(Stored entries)
'''

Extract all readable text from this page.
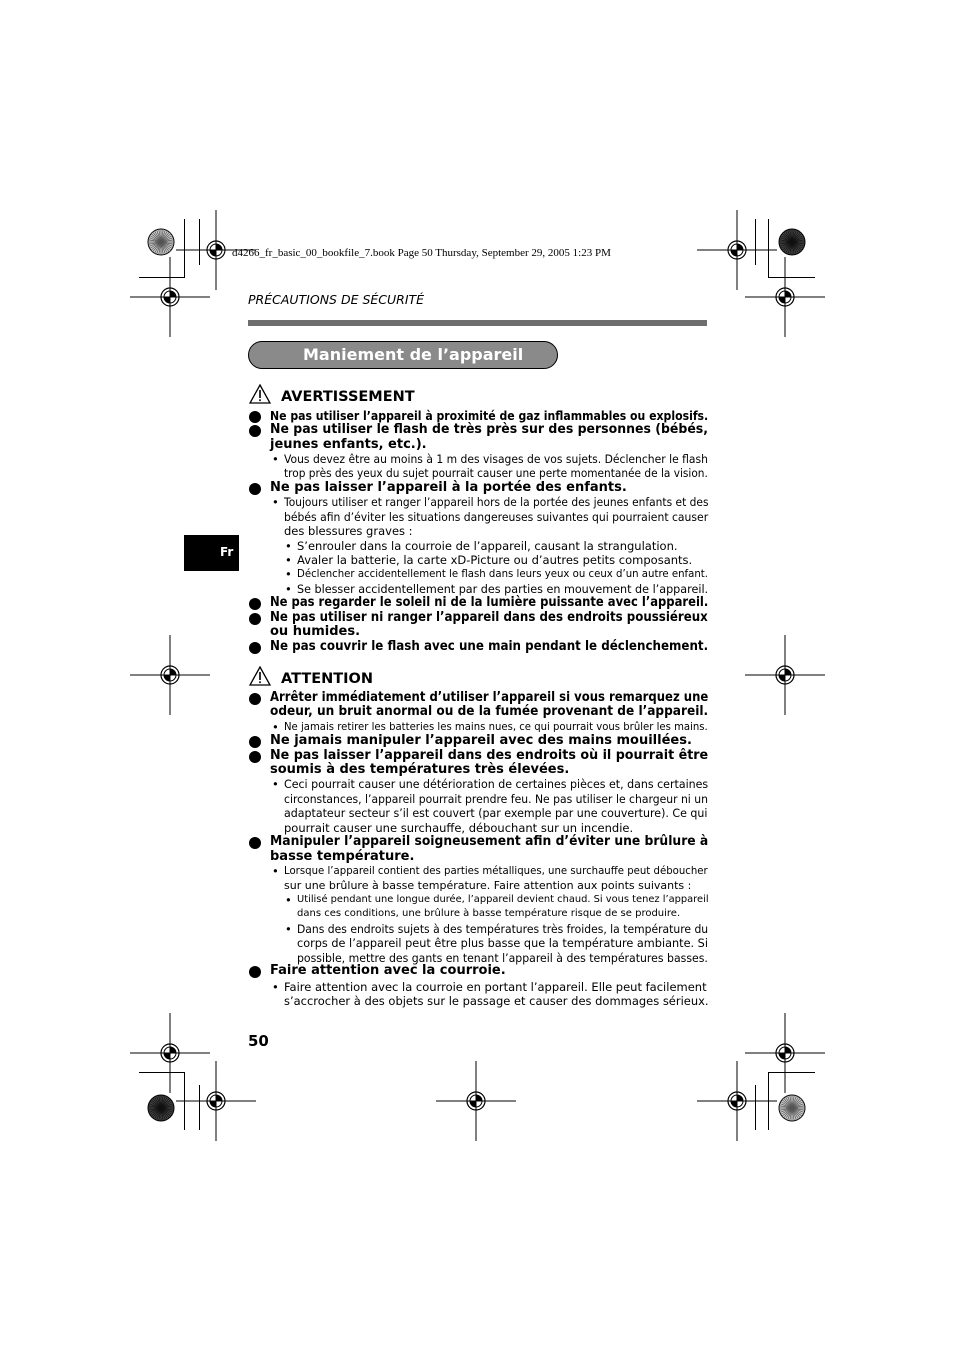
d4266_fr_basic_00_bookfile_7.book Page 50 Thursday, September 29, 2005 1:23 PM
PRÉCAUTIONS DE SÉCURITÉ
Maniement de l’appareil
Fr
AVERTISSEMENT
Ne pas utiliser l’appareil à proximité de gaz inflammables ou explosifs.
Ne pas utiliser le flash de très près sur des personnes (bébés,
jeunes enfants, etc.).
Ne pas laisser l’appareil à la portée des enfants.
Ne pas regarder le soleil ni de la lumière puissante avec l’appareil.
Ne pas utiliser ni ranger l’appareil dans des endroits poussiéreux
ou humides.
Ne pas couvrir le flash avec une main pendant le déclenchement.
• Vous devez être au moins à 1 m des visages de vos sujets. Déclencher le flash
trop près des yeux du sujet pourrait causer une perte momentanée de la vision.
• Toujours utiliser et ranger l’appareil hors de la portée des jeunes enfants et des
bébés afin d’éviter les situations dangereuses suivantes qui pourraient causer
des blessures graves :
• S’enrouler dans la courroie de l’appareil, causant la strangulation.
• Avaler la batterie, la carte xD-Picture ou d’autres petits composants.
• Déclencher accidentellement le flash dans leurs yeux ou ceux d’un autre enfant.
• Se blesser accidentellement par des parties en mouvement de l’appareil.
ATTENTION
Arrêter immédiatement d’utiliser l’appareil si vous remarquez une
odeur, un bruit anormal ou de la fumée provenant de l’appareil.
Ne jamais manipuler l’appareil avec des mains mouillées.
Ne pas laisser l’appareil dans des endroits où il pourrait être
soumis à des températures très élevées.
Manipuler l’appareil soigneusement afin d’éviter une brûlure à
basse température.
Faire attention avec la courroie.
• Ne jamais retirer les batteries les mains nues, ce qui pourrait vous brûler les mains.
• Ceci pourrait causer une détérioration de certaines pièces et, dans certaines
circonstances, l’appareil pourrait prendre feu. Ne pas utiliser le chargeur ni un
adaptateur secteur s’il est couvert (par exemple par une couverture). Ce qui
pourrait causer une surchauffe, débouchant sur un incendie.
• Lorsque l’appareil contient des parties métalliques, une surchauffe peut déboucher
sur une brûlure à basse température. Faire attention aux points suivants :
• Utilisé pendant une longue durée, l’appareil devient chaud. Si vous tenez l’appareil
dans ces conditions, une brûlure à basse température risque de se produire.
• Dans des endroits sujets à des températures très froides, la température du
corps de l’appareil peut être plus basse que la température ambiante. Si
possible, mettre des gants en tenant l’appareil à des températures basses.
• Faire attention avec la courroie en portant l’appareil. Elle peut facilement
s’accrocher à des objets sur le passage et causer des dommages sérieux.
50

'''

> **Goal**
Looking at the material above, count the lines that hold "causer" and give the total alone.

> **Response to the task**
5